§ EXERCISE:
Copy every line that holds "Auberginen".

━━ DATA FOR THE TASK ━━

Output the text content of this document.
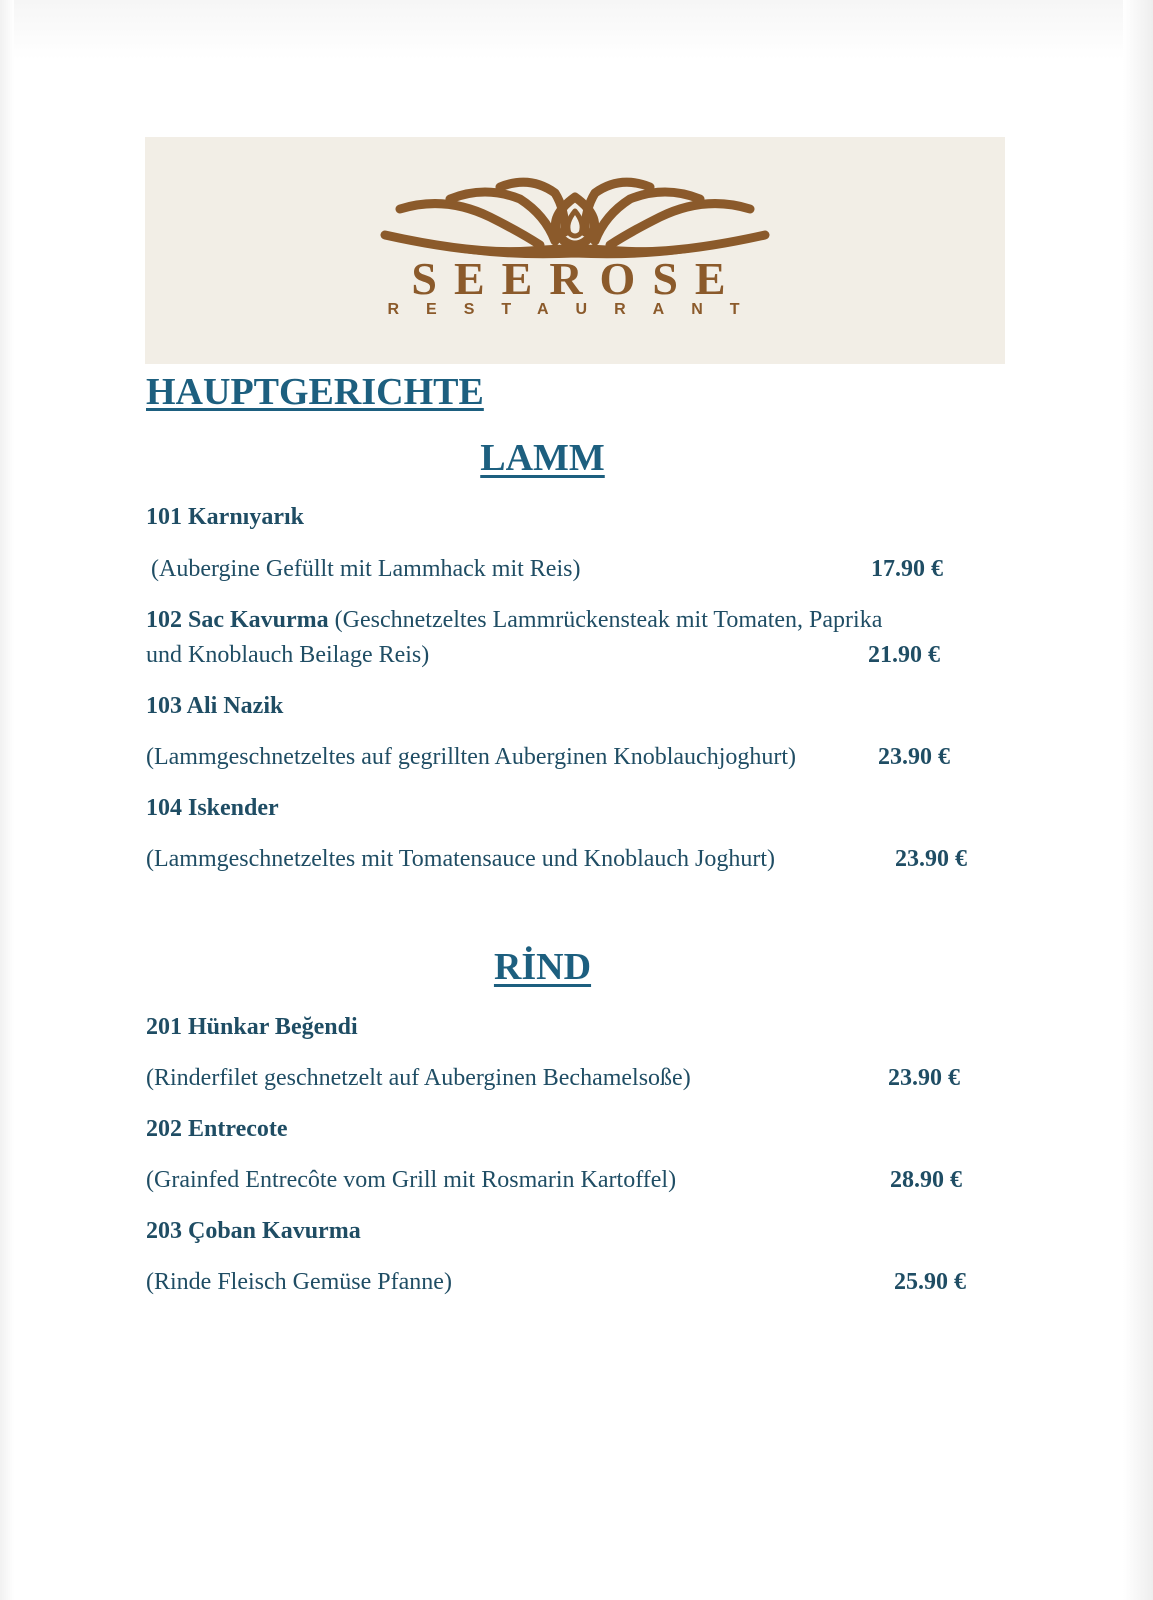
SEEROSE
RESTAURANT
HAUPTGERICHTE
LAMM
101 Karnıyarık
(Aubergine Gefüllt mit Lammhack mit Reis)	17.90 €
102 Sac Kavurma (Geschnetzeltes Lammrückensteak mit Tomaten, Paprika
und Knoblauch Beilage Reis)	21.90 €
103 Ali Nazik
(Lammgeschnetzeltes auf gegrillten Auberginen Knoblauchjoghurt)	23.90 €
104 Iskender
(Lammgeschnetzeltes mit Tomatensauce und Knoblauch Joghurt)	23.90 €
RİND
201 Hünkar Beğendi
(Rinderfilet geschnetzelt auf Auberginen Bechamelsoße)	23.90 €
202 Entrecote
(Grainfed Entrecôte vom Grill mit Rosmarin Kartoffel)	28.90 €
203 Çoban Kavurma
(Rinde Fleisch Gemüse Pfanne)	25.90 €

━━━

§ WRITTEN SOLUTION:
(Lammgeschnetzeltes auf gegrillten Auberginen Knoblauchjoghurt)	23.90 €
(Rinderfilet geschnetzelt auf Auberginen Bechamelsoße)	23.90 €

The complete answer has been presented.